What you have to do:
Select the lines that contain "will" and copy each of them.
---------------
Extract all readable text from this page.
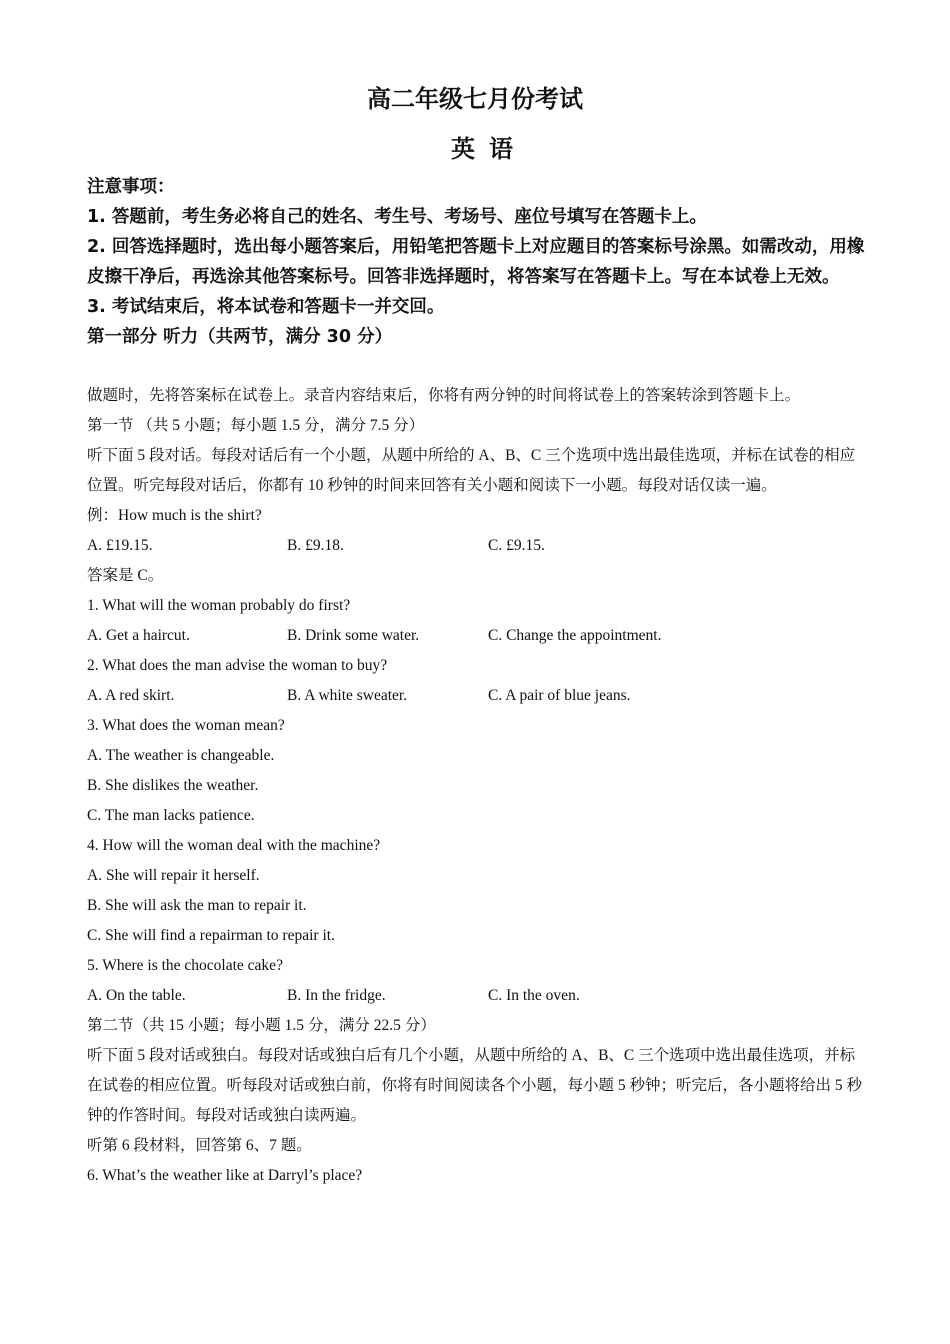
高二年级七月份考试
英语

注意事项：

1. 答题前，考生务必将自己的姓名、考生号、考场号、座位号填写在答题卡上。

2. 回答选择题时，选出每小题答案后，用铅笔把答题卡上对应题目的答案标号涂黑。如需改动，用橡皮擦干净后，再选涂其他答案标号。回答非选择题时，将答案写在答题卡上。写在本试卷上无效。

3. 考试结束后，将本试卷和答题卡一并交回。

第一部分 听力（共两节，满分 30 分）

做题时，先将答案标在试卷上。录音内容结束后，你将有两分钟的时间将试卷上的答案转涂到答题卡上。

第一节 （共 5 小题；每小题 1.5 分，满分 7.5 分）

听下面 5 段对话。每段对话后有一个小题，从题中所给的 A、B、C 三个选项中选出最佳选项，并标在试卷的相应位置。听完每段对话后，你都有 10 秒钟的时间来回答有关小题和阅读下一小题。每段对话仅读一遍。

例：How much is the shirt?

A. £19.15.	B. £9.18.	C. £9.15.

答案是 C。

1. What will the woman probably do first?

A. Get a haircut.	B. Drink some water.	C. Change the appointment.

2. What does the man advise the woman to buy?

A. A red skirt.	B. A white sweater.	C. A pair of blue jeans.

3. What does the woman mean?

A. The weather is changeable.

B. She dislikes the weather.

C. The man lacks patience.

4. How will the woman deal with the machine?

A. She will repair it herself.

B. She will ask the man to repair it.

C. She will find a repairman to repair it.

5. Where is the chocolate cake?

A. On the table.	B. In the fridge.	C. In the oven.

第二节（共 15 小题；每小题 1.5 分，满分 22.5 分）

听下面 5 段对话或独白。每段对话或独白后有几个小题，从题中所给的 A、B、C 三个选项中选出最佳选项，并标在试卷的相应位置。听每段对话或独白前，你将有时间阅读各个小题，每小题 5 秒钟；听完后，各小题将给出 5 秒钟的作答时间。每段对话或独白读两遍。

听第 6 段材料，回答第 6、7 题。

6. What’s the weather like at Darryl’s place?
---------------
Result for this exercise:
1. What will the woman probably do first?
4. How will the woman deal with the machine?
A. She will repair it herself.
B. She will ask the man to repair it.
C. She will find a repairman to repair it.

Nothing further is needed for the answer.